MATERIAL:
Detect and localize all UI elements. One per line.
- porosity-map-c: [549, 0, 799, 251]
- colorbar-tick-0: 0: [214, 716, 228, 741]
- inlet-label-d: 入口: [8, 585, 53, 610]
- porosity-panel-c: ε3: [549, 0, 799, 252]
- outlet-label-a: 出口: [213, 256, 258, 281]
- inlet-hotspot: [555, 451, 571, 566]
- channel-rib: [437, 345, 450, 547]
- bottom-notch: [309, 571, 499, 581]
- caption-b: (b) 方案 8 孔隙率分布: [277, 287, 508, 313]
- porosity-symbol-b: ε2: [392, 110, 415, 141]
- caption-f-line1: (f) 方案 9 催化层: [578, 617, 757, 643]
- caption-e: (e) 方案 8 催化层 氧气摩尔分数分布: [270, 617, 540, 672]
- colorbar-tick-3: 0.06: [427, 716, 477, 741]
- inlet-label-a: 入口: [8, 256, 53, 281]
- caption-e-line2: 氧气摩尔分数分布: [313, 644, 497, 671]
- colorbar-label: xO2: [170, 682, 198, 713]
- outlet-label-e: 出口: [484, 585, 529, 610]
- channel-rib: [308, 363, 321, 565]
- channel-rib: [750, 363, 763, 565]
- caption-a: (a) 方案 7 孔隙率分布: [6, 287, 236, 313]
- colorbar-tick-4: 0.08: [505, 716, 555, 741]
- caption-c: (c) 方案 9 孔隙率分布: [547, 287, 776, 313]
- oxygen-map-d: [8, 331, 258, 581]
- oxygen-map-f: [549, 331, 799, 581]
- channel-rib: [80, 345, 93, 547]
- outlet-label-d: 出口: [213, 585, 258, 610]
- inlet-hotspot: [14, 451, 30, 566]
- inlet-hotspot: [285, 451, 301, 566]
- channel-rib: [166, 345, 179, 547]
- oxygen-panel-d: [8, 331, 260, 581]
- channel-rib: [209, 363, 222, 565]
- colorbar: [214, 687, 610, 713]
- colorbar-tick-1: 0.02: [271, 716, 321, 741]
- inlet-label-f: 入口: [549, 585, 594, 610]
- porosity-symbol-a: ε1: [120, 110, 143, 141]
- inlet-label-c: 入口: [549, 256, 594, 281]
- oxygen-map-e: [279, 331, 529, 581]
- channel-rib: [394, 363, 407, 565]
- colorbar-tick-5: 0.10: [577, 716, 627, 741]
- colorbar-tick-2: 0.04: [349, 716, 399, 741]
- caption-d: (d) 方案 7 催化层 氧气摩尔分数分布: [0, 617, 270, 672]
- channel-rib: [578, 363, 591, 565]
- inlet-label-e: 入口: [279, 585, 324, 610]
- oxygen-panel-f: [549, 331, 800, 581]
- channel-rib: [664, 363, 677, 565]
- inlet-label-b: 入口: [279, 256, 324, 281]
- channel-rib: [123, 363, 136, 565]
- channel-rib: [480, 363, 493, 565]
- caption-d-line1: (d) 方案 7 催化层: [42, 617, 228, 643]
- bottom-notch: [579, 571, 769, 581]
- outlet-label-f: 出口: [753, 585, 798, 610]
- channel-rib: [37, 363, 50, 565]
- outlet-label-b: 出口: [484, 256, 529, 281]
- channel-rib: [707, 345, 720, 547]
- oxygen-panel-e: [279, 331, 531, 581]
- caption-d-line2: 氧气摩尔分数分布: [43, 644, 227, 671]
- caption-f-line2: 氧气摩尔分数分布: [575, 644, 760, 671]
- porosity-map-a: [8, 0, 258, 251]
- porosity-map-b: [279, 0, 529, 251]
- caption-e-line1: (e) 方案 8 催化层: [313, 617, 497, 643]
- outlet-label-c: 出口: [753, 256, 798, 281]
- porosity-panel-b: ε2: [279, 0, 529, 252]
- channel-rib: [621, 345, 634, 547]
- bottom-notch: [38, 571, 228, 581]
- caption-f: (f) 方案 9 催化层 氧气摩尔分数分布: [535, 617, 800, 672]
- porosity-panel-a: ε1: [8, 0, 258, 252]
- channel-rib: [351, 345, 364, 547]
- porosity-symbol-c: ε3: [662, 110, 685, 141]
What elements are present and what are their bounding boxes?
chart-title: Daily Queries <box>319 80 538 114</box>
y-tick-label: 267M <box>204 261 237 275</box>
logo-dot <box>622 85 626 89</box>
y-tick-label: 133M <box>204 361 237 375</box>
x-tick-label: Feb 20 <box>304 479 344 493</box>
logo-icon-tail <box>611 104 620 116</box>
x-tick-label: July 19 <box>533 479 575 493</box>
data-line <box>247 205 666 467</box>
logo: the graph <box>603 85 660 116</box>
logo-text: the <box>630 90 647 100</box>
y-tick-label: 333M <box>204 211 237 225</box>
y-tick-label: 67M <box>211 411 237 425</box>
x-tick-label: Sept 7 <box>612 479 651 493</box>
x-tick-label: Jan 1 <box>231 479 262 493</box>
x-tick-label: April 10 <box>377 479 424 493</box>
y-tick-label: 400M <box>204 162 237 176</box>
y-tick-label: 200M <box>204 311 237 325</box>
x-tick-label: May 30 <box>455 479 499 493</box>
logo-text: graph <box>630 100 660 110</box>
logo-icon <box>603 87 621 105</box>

THE TASK: Copy the items character for character, starting at the very first line and ending with the line containing "- channel-rib: [37, 363, 50, 565]", including both of those lines.

EXERCISE SOLUTION:
Detect and localize all UI elements. One per line.
- porosity-map-c: [549, 0, 799, 251]
- colorbar-tick-0: 0: [214, 716, 228, 741]
- inlet-label-d: 入口: [8, 585, 53, 610]
- porosity-panel-c: ε3: [549, 0, 799, 252]
- outlet-label-a: 出口: [213, 256, 258, 281]
- inlet-hotspot: [555, 451, 571, 566]
- channel-rib: [437, 345, 450, 547]
- bottom-notch: [309, 571, 499, 581]
- caption-b: (b) 方案 8 孔隙率分布: [277, 287, 508, 313]
- porosity-symbol-b: ε2: [392, 110, 415, 141]
- caption-f-line1: (f) 方案 9 催化层: [578, 617, 757, 643]
- caption-e: (e) 方案 8 催化层 氧气摩尔分数分布: [270, 617, 540, 672]
- colorbar-tick-3: 0.06: [427, 716, 477, 741]
- inlet-label-a: 入口: [8, 256, 53, 281]
- caption-e-line2: 氧气摩尔分数分布: [313, 644, 497, 671]
- colorbar-label: xO2: [170, 682, 198, 713]
- outlet-label-e: 出口: [484, 585, 529, 610]
- channel-rib: [308, 363, 321, 565]
- channel-rib: [750, 363, 763, 565]
- caption-a: (a) 方案 7 孔隙率分布: [6, 287, 236, 313]
- colorbar-tick-4: 0.08: [505, 716, 555, 741]
- caption-c: (c) 方案 9 孔隙率分布: [547, 287, 776, 313]
- oxygen-map-d: [8, 331, 258, 581]
- oxygen-map-f: [549, 331, 799, 581]
- channel-rib: [80, 345, 93, 547]
- outlet-label-d: 出口: [213, 585, 258, 610]
- inlet-hotspot: [14, 451, 30, 566]
- inlet-hotspot: [285, 451, 301, 566]
- channel-rib: [166, 345, 179, 547]
- oxygen-panel-d: [8, 331, 260, 581]
- channel-rib: [209, 363, 222, 565]
- colorbar: [214, 687, 610, 713]
- colorbar-tick-1: 0.02: [271, 716, 321, 741]
- inlet-label-f: 入口: [549, 585, 594, 610]
- porosity-symbol-a: ε1: [120, 110, 143, 141]
- inlet-label-c: 入口: [549, 256, 594, 281]
- oxygen-map-e: [279, 331, 529, 581]
- channel-rib: [394, 363, 407, 565]
- colorbar-tick-5: 0.10: [577, 716, 627, 741]
- colorbar-tick-2: 0.04: [349, 716, 399, 741]
- caption-d: (d) 方案 7 催化层 氧气摩尔分数分布: [0, 617, 270, 672]
- channel-rib: [578, 363, 591, 565]
- inlet-label-e: 入口: [279, 585, 324, 610]
- oxygen-panel-f: [549, 331, 800, 581]
- channel-rib: [664, 363, 677, 565]
- inlet-label-b: 入口: [279, 256, 324, 281]
- channel-rib: [123, 363, 136, 565]
- channel-rib: [480, 363, 493, 565]
- caption-d-line1: (d) 方案 7 催化层: [42, 617, 228, 643]
- bottom-notch: [579, 571, 769, 581]
- outlet-label-f: 出口: [753, 585, 798, 610]
- channel-rib: [37, 363, 50, 565]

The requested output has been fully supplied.